* BEGIN *

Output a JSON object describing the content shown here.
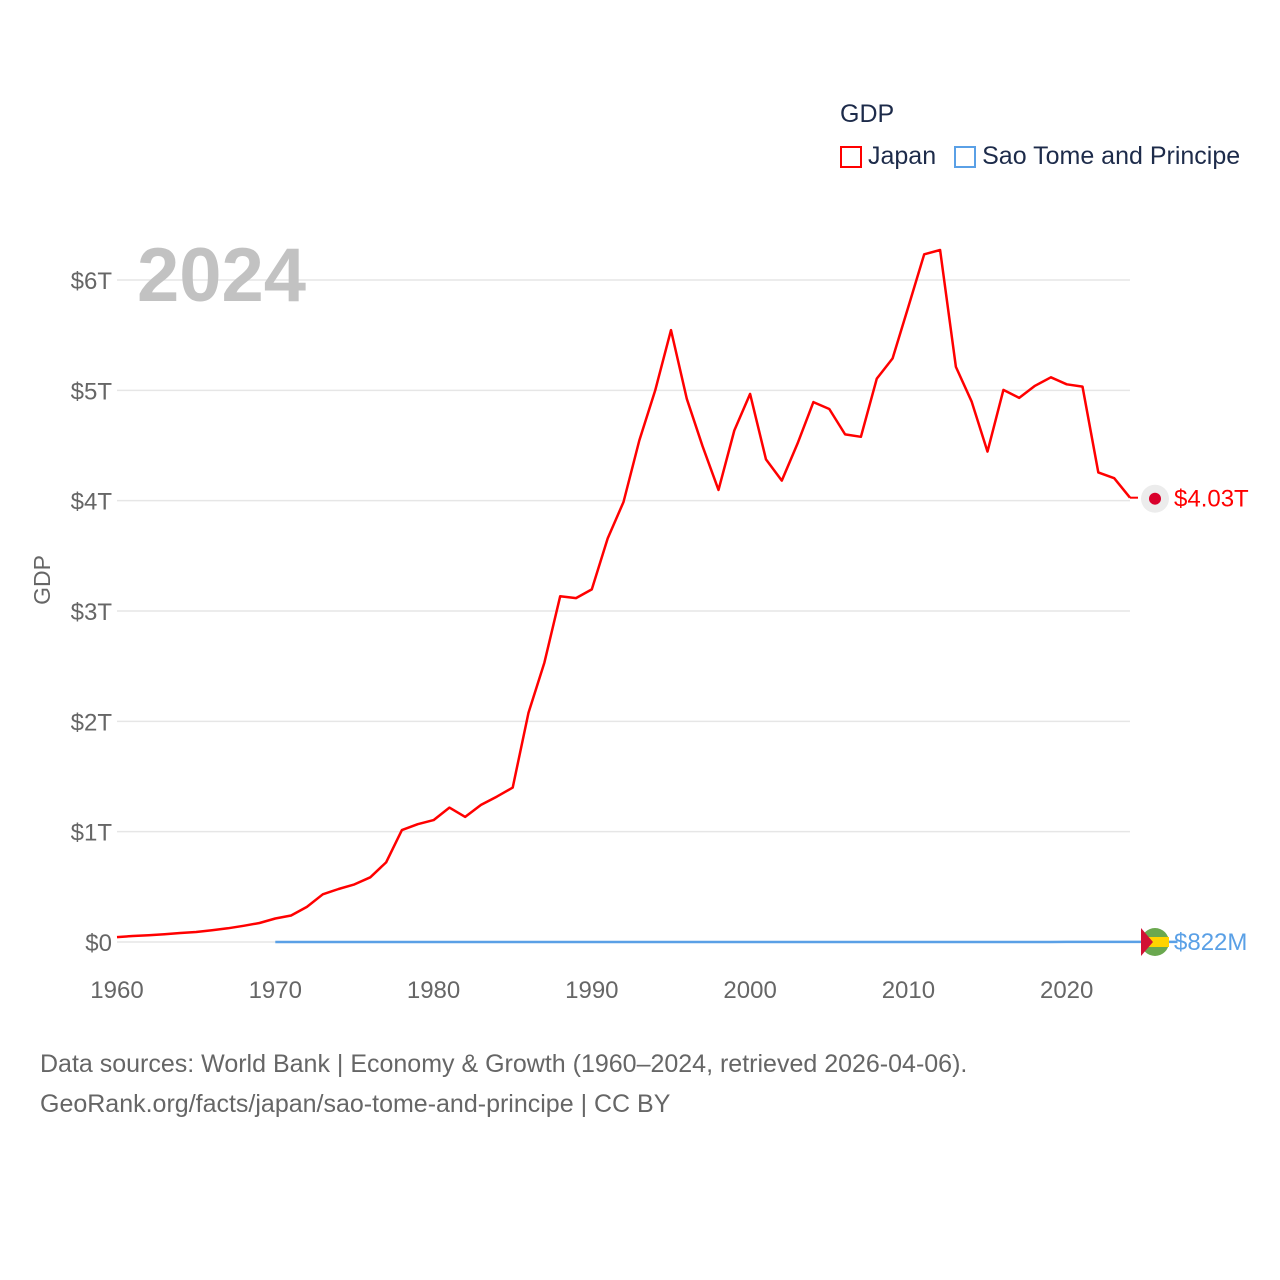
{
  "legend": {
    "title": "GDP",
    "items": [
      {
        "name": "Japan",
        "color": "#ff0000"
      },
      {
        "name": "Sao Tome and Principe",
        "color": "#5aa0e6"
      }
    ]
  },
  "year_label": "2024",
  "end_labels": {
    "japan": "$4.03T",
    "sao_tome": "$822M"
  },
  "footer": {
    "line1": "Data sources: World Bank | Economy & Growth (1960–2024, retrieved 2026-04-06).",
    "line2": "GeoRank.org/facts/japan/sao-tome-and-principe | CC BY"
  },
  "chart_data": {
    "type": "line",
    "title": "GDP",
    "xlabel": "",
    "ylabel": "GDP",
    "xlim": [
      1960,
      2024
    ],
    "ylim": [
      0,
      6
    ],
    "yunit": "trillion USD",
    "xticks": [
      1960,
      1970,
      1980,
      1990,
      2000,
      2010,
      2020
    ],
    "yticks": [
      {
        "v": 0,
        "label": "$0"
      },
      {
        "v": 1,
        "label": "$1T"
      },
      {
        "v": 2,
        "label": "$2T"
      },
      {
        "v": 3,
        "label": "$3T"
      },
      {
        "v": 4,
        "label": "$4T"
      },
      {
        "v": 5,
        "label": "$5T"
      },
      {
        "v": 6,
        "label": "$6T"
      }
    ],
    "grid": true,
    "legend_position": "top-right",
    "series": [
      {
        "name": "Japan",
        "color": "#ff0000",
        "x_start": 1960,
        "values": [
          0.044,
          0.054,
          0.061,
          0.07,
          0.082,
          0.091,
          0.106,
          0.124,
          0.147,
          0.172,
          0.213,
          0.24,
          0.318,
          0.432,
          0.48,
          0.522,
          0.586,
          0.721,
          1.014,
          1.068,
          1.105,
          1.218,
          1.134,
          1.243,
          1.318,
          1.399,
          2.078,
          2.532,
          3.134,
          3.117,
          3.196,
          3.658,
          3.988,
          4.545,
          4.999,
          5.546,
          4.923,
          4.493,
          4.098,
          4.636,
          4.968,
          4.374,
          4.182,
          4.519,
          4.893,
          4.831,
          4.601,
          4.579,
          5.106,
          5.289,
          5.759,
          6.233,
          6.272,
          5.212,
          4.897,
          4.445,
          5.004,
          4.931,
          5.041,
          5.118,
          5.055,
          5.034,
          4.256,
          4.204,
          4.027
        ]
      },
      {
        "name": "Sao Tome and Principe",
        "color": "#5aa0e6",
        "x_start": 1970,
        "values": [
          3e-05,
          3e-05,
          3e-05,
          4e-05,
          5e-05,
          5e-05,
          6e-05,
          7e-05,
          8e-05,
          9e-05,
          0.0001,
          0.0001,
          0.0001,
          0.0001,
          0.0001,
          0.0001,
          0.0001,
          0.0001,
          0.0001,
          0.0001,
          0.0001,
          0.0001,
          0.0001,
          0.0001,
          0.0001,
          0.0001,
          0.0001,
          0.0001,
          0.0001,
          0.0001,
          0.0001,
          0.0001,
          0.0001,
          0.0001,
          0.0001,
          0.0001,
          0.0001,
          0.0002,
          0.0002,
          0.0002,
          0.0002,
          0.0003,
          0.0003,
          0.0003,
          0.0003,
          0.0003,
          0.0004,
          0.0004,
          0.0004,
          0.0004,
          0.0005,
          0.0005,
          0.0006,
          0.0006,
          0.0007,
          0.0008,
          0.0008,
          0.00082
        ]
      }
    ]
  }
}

* END *
* BEGIN *

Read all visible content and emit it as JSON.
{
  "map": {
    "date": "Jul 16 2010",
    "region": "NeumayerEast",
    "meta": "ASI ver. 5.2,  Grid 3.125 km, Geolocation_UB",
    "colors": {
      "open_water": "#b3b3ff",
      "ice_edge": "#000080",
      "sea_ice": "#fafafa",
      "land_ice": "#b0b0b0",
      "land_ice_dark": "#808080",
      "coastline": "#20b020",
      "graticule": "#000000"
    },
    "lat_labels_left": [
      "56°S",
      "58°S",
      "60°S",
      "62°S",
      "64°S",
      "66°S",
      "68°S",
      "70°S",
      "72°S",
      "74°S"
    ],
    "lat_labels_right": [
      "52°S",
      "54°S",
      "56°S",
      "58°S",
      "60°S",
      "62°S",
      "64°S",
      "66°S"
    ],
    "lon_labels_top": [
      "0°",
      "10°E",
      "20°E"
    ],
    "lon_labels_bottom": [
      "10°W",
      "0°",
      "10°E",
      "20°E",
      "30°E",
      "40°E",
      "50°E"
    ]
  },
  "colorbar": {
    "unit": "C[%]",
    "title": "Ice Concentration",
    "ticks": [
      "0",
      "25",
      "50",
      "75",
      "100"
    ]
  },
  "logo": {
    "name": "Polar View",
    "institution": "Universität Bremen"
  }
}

* END *
* BEGIN *

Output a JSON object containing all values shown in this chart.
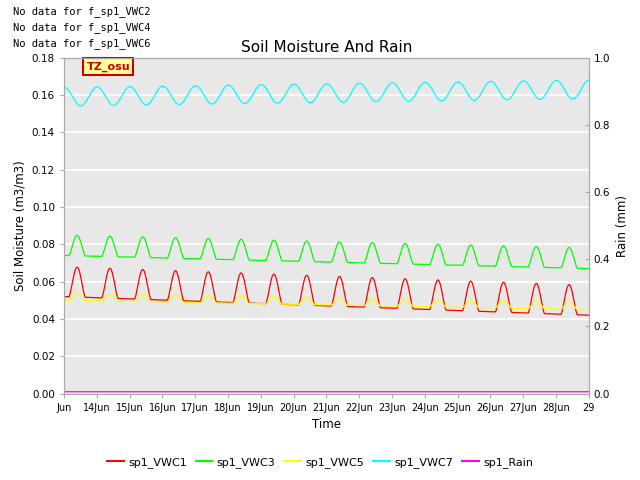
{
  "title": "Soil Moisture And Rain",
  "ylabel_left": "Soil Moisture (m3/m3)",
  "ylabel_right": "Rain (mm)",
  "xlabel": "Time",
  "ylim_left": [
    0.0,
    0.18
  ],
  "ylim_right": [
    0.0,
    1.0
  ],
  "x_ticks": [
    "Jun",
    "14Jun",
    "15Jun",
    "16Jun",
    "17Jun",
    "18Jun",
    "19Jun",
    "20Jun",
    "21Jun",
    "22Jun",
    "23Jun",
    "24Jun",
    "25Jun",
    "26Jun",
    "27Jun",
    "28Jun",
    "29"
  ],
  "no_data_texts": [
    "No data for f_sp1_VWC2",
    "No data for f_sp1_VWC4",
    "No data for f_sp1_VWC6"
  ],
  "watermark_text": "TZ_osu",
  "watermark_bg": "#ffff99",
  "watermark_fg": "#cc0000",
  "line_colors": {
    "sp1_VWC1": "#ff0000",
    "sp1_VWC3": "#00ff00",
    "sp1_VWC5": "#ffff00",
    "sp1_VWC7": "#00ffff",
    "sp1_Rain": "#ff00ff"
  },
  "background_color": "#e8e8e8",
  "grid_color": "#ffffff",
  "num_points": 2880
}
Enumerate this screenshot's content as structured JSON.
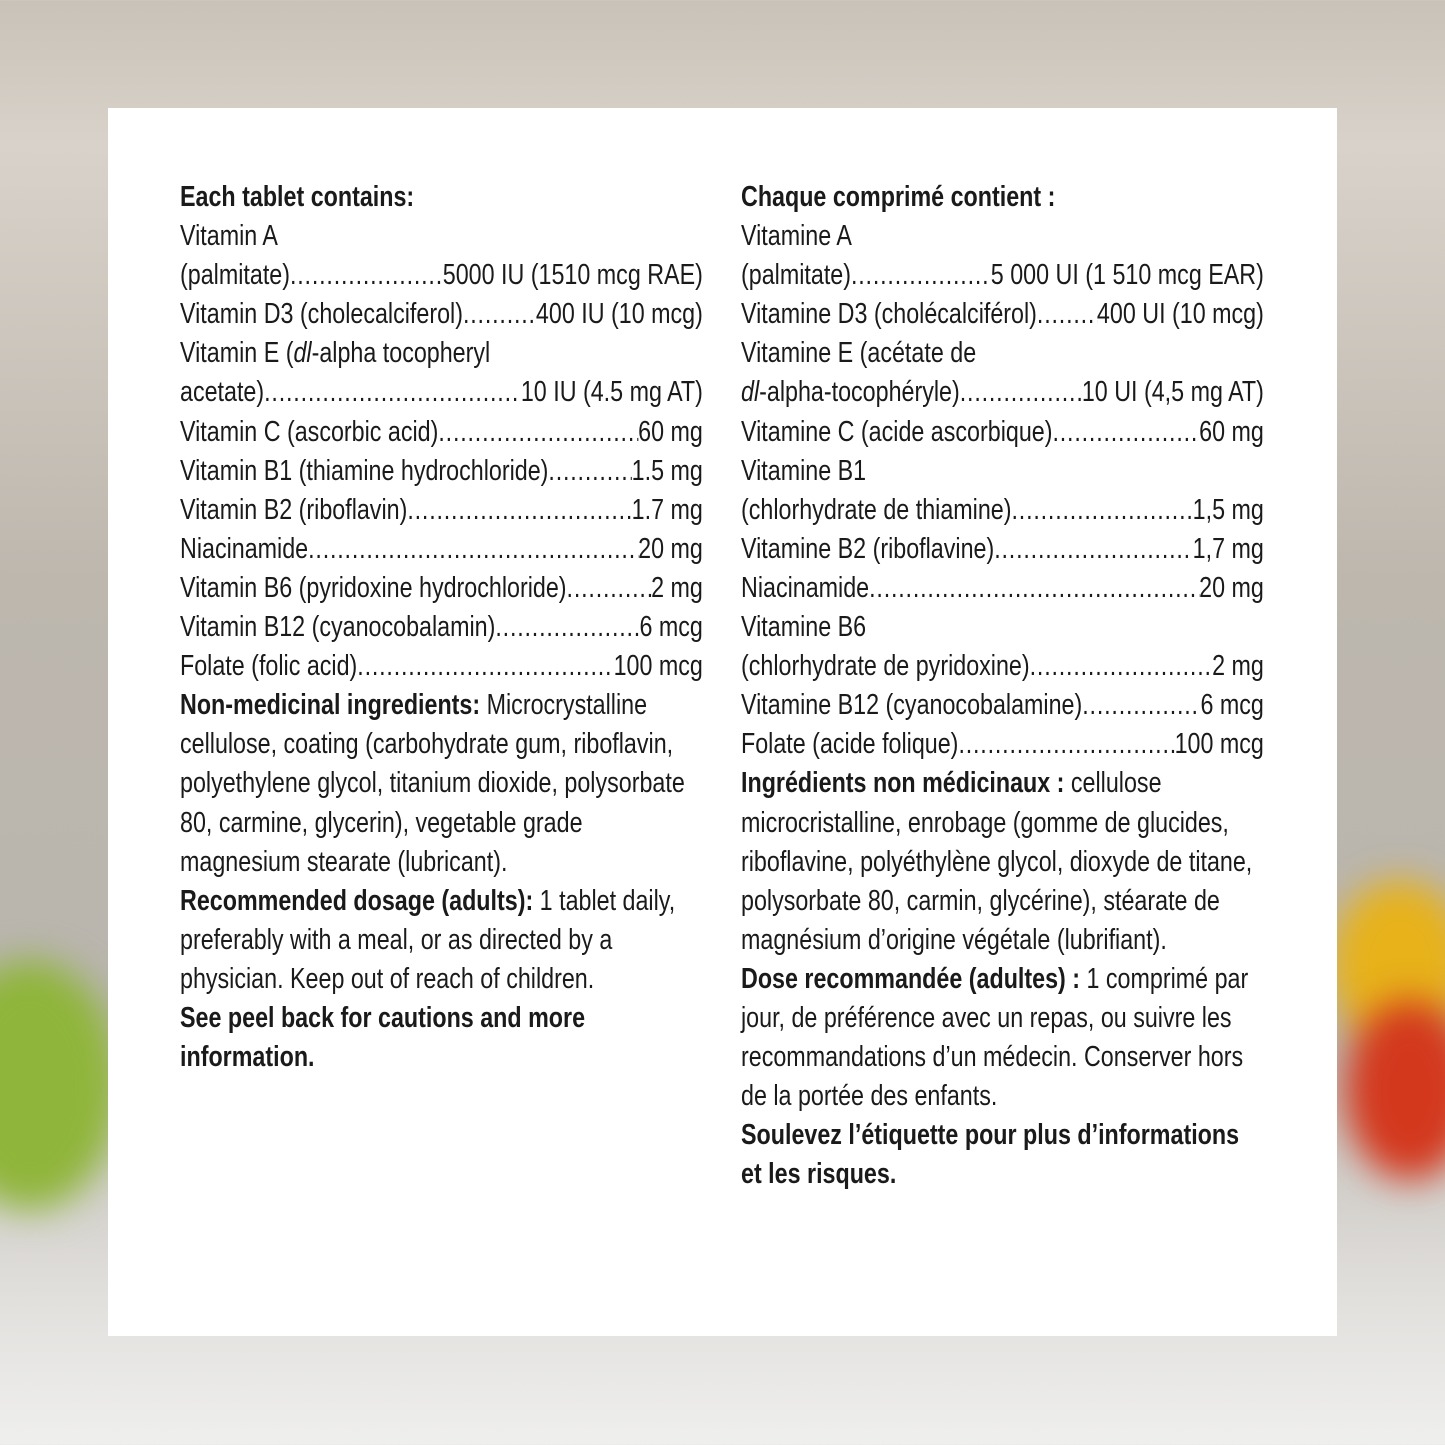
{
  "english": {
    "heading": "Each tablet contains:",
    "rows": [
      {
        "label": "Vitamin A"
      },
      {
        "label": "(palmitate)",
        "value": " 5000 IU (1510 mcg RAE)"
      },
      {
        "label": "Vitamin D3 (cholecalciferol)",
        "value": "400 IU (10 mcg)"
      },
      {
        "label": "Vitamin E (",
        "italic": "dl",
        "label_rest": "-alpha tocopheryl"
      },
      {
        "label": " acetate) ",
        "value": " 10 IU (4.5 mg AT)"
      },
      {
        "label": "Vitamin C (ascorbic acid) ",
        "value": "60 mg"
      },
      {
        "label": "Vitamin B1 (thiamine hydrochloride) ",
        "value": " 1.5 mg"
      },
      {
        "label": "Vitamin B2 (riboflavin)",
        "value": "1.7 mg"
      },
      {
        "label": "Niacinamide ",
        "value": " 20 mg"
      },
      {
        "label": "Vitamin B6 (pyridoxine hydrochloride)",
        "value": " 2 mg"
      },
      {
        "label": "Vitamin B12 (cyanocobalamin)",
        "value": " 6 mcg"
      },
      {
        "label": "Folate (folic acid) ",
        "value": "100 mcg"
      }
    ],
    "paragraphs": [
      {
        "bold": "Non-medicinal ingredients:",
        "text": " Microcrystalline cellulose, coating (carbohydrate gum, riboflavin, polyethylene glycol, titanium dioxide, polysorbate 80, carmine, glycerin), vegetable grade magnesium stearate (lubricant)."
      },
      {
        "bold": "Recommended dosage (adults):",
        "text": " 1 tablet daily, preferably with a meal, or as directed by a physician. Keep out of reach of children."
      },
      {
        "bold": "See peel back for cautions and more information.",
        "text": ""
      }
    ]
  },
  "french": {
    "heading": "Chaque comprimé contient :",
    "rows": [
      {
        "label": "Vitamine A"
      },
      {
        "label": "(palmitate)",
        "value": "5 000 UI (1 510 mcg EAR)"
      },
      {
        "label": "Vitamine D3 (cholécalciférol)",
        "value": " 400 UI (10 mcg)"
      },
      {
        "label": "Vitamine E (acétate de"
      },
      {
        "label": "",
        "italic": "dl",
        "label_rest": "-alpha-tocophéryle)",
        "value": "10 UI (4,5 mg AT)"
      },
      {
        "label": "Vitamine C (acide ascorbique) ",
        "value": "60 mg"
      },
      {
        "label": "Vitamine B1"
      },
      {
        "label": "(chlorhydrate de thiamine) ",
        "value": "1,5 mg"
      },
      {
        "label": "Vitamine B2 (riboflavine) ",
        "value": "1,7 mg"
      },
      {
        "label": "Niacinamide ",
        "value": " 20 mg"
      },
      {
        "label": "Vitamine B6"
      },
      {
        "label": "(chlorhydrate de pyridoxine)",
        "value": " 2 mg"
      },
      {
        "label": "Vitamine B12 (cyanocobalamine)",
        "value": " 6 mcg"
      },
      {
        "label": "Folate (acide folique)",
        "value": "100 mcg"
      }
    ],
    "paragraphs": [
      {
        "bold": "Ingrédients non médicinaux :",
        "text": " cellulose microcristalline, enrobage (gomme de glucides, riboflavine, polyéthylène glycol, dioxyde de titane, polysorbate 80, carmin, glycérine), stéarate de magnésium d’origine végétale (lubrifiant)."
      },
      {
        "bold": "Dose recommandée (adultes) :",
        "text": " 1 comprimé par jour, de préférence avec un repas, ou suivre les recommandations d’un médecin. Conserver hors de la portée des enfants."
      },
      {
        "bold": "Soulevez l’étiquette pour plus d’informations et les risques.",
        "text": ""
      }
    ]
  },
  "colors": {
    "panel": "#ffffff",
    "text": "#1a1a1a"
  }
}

* END *

Return each full line of the entries that contains the word "Vitamine".

        "label": "Vitamine A"
        "label": "Vitamine D3 (cholécalciférol)",
        "label": "Vitamine E (acétate de"
        "label": "Vitamine C (acide ascorbique) ",
        "label": "Vitamine B1"
        "label": "Vitamine B2 (riboflavine) ",
        "label": "Vitamine B6"
        "label": "Vitamine B12 (cyanocobalamine)",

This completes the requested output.